- [Data excerpts]
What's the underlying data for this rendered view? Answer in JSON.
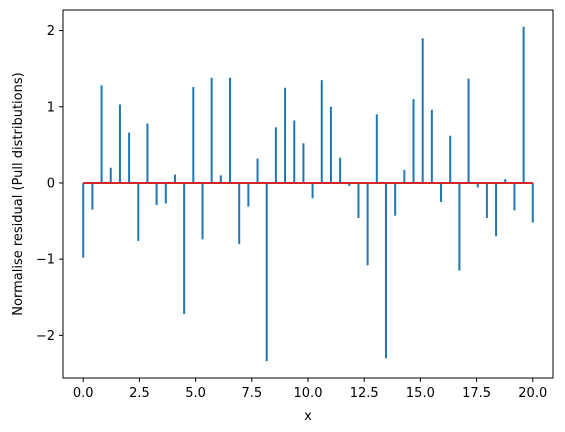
{
  "chart_data": {
    "type": "stem",
    "title": "",
    "xlabel": "x",
    "ylabel": "Normalise residual (Pull distributions)",
    "xlim": [
      -0.9,
      20.9
    ],
    "ylim": [
      -2.56,
      2.27
    ],
    "xticks": [
      0.0,
      2.5,
      5.0,
      7.5,
      10.0,
      12.5,
      15.0,
      17.5,
      20.0
    ],
    "xtick_labels": [
      "0.0",
      "2.5",
      "5.0",
      "7.5",
      "10.0",
      "12.5",
      "15.0",
      "17.5",
      "20.0"
    ],
    "yticks": [
      -2,
      -1,
      0,
      1,
      2
    ],
    "ytick_labels": [
      "−2",
      "−1",
      "0",
      "1",
      "2"
    ],
    "grid": false,
    "baseline": 0,
    "colors": {
      "stem": "#1f77b4",
      "baseline": "#d62728",
      "axes": "#000000"
    },
    "x": [
      0.0,
      0.408,
      0.816,
      1.224,
      1.633,
      2.041,
      2.449,
      2.857,
      3.265,
      3.673,
      4.082,
      4.49,
      4.898,
      5.306,
      5.714,
      6.122,
      6.531,
      6.939,
      7.347,
      7.755,
      8.163,
      8.571,
      8.98,
      9.388,
      9.796,
      10.204,
      10.612,
      11.02,
      11.429,
      11.837,
      12.245,
      12.653,
      13.061,
      13.469,
      13.878,
      14.286,
      14.694,
      15.102,
      15.51,
      15.918,
      16.327,
      16.735,
      17.143,
      17.551,
      17.959,
      18.367,
      18.776,
      19.184,
      19.592,
      20.0
    ],
    "values": [
      -0.98,
      -0.35,
      1.28,
      0.2,
      1.03,
      0.66,
      -0.76,
      0.78,
      -0.29,
      -0.27,
      0.11,
      -1.72,
      1.26,
      -0.74,
      1.38,
      0.1,
      1.38,
      -0.8,
      -0.31,
      0.32,
      -2.34,
      0.73,
      1.25,
      0.82,
      0.52,
      -0.2,
      1.35,
      1.0,
      0.33,
      -0.04,
      -0.46,
      -1.08,
      0.9,
      -2.3,
      -0.43,
      0.17,
      1.1,
      1.9,
      0.96,
      -0.25,
      0.62,
      -1.15,
      1.37,
      -0.06,
      -0.46,
      -0.7,
      0.05,
      -0.36,
      2.05,
      -0.52
    ]
  }
}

- [The exercise]
Leave the pictures out and copy the rest of the data exactly.

- [In response]
What's the underlying data for this rendered view? Answer in JSON.
{
  "chart_data": {
    "type": "stem",
    "title": "",
    "xlabel": "x",
    "ylabel": "Normalise residual (Pull distributions)",
    "xlim": [
      -0.9,
      20.9
    ],
    "ylim": [
      -2.56,
      2.27
    ],
    "xticks": [
      0.0,
      2.5,
      5.0,
      7.5,
      10.0,
      12.5,
      15.0,
      17.5,
      20.0
    ],
    "xtick_labels": [
      "0.0",
      "2.5",
      "5.0",
      "7.5",
      "10.0",
      "12.5",
      "15.0",
      "17.5",
      "20.0"
    ],
    "yticks": [
      -2,
      -1,
      0,
      1,
      2
    ],
    "ytick_labels": [
      "−2",
      "−1",
      "0",
      "1",
      "2"
    ],
    "grid": false,
    "baseline": 0,
    "colors": {
      "stem": "#1f77b4",
      "baseline": "#d62728",
      "axes": "#000000"
    },
    "x": [
      0.0,
      0.408,
      0.816,
      1.224,
      1.633,
      2.041,
      2.449,
      2.857,
      3.265,
      3.673,
      4.082,
      4.49,
      4.898,
      5.306,
      5.714,
      6.122,
      6.531,
      6.939,
      7.347,
      7.755,
      8.163,
      8.571,
      8.98,
      9.388,
      9.796,
      10.204,
      10.612,
      11.02,
      11.429,
      11.837,
      12.245,
      12.653,
      13.061,
      13.469,
      13.878,
      14.286,
      14.694,
      15.102,
      15.51,
      15.918,
      16.327,
      16.735,
      17.143,
      17.551,
      17.959,
      18.367,
      18.776,
      19.184,
      19.592,
      20.0
    ],
    "values": [
      -0.98,
      -0.35,
      1.28,
      0.2,
      1.03,
      0.66,
      -0.76,
      0.78,
      -0.29,
      -0.27,
      0.11,
      -1.72,
      1.26,
      -0.74,
      1.38,
      0.1,
      1.38,
      -0.8,
      -0.31,
      0.32,
      -2.34,
      0.73,
      1.25,
      0.82,
      0.52,
      -0.2,
      1.35,
      1.0,
      0.33,
      -0.04,
      -0.46,
      -1.08,
      0.9,
      -2.3,
      -0.43,
      0.17,
      1.1,
      1.9,
      0.96,
      -0.25,
      0.62,
      -1.15,
      1.37,
      -0.06,
      -0.46,
      -0.7,
      0.05,
      -0.36,
      2.05,
      -0.52
    ]
  }
}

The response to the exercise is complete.